#### Source data

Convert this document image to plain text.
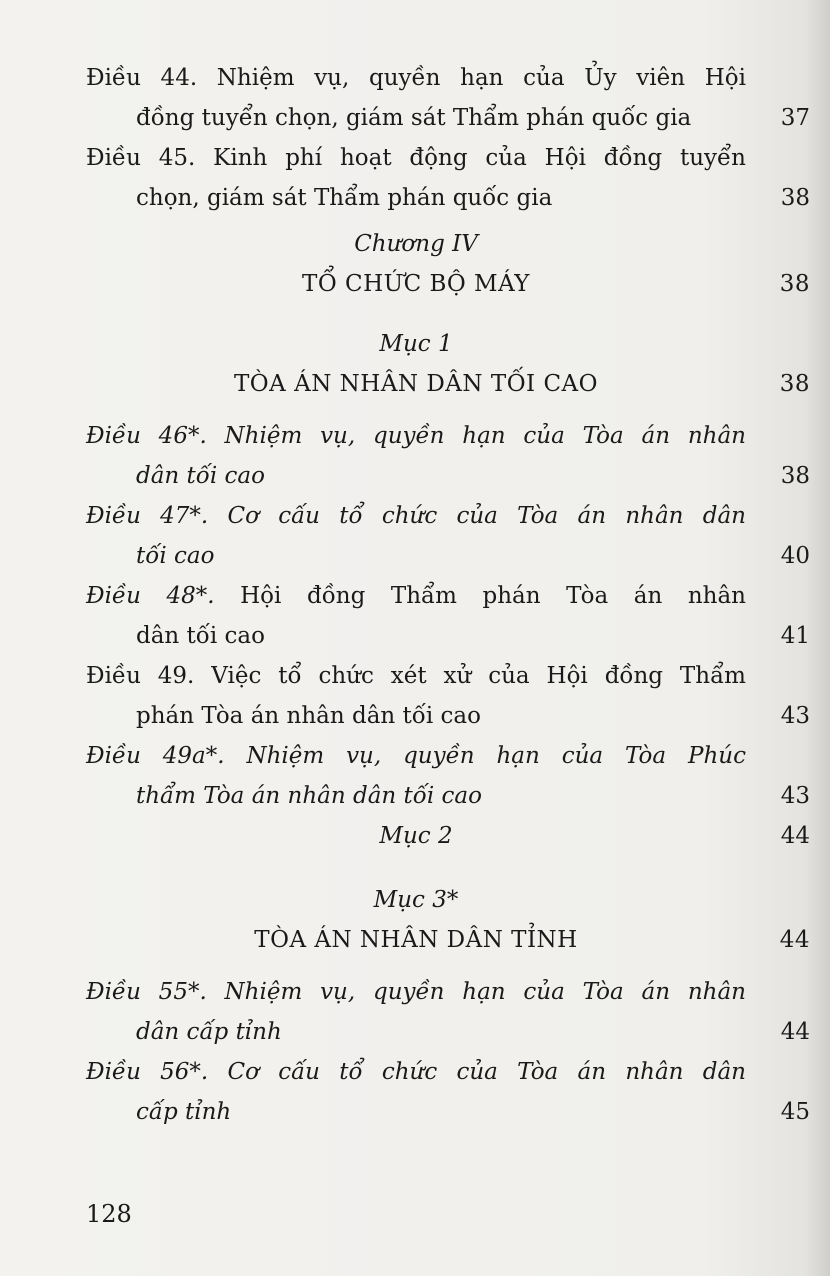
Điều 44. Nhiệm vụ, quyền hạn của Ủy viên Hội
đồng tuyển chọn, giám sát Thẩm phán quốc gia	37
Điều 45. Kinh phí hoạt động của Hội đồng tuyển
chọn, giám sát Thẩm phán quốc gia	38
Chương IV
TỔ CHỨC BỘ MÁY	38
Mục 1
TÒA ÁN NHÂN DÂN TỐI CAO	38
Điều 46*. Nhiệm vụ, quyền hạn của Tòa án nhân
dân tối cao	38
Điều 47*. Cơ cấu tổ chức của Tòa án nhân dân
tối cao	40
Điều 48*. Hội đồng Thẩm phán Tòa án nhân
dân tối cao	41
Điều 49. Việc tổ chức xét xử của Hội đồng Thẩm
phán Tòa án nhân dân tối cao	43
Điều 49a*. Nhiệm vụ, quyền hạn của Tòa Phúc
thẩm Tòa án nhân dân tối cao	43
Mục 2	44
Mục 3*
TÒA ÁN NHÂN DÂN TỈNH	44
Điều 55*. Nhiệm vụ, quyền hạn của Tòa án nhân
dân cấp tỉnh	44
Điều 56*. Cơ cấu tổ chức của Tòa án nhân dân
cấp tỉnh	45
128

#### Exercise description
Output the entries above exactly, without their pictures.

#### Answer in full
Convert this document image to plain text.
Điều 44. Nhiệm vụ, quyền hạn của Ủy viên Hội
đồng tuyển chọn, giám sát Thẩm phán quốc gia	37
Điều 45. Kinh phí hoạt động của Hội đồng tuyển
chọn, giám sát Thẩm phán quốc gia	38
Chương IV
TỔ CHỨC BỘ MÁY	38
Mục 1
TÒA ÁN NHÂN DÂN TỐI CAO	38
Điều 46*. Nhiệm vụ, quyền hạn của Tòa án nhân
dân tối cao	38
Điều 47*. Cơ cấu tổ chức của Tòa án nhân dân
tối cao	40
Điều 48*. Hội đồng Thẩm phán Tòa án nhân
dân tối cao	41
Điều 49. Việc tổ chức xét xử của Hội đồng Thẩm
phán Tòa án nhân dân tối cao	43
Điều 49a*. Nhiệm vụ, quyền hạn của Tòa Phúc
thẩm Tòa án nhân dân tối cao	43
Mục 2	44
Mục 3*
TÒA ÁN NHÂN DÂN TỈNH	44
Điều 55*. Nhiệm vụ, quyền hạn của Tòa án nhân
dân cấp tỉnh	44
Điều 56*. Cơ cấu tổ chức của Tòa án nhân dân
cấp tỉnh	45
128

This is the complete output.